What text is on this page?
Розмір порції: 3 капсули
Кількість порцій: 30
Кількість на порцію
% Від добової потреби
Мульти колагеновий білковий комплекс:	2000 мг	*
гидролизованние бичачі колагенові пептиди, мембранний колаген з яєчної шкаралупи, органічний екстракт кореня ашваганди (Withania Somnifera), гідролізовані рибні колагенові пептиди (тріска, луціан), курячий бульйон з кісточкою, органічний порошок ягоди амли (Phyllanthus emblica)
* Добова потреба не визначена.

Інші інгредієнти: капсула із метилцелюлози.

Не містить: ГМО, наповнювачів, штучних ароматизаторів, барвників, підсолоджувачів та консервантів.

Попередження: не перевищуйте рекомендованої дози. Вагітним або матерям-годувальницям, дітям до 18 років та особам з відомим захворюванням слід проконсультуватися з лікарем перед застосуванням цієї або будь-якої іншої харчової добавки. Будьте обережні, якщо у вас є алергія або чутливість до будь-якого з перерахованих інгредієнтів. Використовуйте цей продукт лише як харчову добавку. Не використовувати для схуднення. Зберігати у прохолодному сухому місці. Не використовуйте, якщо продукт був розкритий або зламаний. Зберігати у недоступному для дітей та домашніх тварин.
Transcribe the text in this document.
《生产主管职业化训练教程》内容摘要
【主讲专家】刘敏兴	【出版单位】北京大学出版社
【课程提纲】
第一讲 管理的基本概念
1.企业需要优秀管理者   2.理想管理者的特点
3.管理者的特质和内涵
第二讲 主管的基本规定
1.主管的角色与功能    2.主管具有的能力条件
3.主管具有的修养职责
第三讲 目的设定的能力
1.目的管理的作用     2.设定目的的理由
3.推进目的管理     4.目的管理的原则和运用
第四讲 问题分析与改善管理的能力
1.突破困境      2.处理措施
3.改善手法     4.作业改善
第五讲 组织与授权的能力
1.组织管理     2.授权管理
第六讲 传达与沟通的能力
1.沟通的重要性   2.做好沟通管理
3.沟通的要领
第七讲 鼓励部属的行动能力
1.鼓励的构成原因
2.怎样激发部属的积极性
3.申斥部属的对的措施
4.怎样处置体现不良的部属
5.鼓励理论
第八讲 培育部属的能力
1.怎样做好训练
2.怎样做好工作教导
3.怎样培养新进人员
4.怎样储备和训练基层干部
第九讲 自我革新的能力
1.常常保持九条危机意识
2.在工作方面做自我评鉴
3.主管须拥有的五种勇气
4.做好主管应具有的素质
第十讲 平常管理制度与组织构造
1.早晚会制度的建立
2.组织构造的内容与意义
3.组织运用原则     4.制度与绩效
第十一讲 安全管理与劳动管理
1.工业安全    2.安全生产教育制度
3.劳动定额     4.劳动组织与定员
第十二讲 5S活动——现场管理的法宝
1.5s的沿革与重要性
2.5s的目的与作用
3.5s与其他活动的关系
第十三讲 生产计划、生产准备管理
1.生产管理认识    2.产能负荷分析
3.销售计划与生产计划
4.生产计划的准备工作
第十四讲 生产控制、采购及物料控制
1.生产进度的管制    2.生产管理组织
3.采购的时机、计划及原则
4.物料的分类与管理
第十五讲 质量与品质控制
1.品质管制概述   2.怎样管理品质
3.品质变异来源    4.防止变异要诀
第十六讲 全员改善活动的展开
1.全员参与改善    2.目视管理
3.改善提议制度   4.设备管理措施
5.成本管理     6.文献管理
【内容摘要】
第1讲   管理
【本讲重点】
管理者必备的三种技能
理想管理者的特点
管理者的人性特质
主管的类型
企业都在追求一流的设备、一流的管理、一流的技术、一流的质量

→ PROBLEM DETAILS: Write out exactly the lines from the line holding "Transcribe the text in this document." through the last line of the data, and nothing besides those lines.

→ ANSWER FOR THE TASK:
Transcribe the text in this document.
《生产主管职业化训练教程》内容摘要
【主讲专家】刘敏兴	【出版单位】北京大学出版社
【课程提纲】
第一讲 管理的基本概念
1.企业需要优秀管理者   2.理想管理者的特点
3.管理者的特质和内涵
第二讲 主管的基本规定
1.主管的角色与功能    2.主管具有的能力条件
3.主管具有的修养职责
第三讲 目的设定的能力
1.目的管理的作用     2.设定目的的理由
3.推进目的管理     4.目的管理的原则和运用
第四讲 问题分析与改善管理的能力
1.突破困境      2.处理措施
3.改善手法     4.作业改善
第五讲 组织与授权的能力
1.组织管理     2.授权管理
第六讲 传达与沟通的能力
1.沟通的重要性   2.做好沟通管理
3.沟通的要领
第七讲 鼓励部属的行动能力
1.鼓励的构成原因
2.怎样激发部属的积极性
3.申斥部属的对的措施
4.怎样处置体现不良的部属
5.鼓励理论
第八讲 培育部属的能力
1.怎样做好训练
2.怎样做好工作教导
3.怎样培养新进人员
4.怎样储备和训练基层干部
第九讲 自我革新的能力
1.常常保持九条危机意识
2.在工作方面做自我评鉴
3.主管须拥有的五种勇气
4.做好主管应具有的素质
第十讲 平常管理制度与组织构造
1.早晚会制度的建立
2.组织构造的内容与意义
3.组织运用原则     4.制度与绩效
第十一讲 安全管理与劳动管理
1.工业安全    2.安全生产教育制度
3.劳动定额     4.劳动组织与定员
第十二讲 5S活动——现场管理的法宝
1.5s的沿革与重要性
2.5s的目的与作用
3.5s与其他活动的关系
第十三讲 生产计划、生产准备管理
1.生产管理认识    2.产能负荷分析
3.销售计划与生产计划
4.生产计划的准备工作
第十四讲 生产控制、采购及物料控制
1.生产进度的管制    2.生产管理组织
3.采购的时机、计划及原则
4.物料的分类与管理
第十五讲 质量与品质控制
1.品质管制概述   2.怎样管理品质
3.品质变异来源    4.防止变异要诀
第十六讲 全员改善活动的展开
1.全员参与改善    2.目视管理
3.改善提议制度   4.设备管理措施
5.成本管理     6.文献管理
【内容摘要】
第1讲   管理
【本讲重点】
管理者必备的三种技能
理想管理者的特点
管理者的人性特质
主管的类型
企业都在追求一流的设备、一流的管理、一流的技术、一流的质量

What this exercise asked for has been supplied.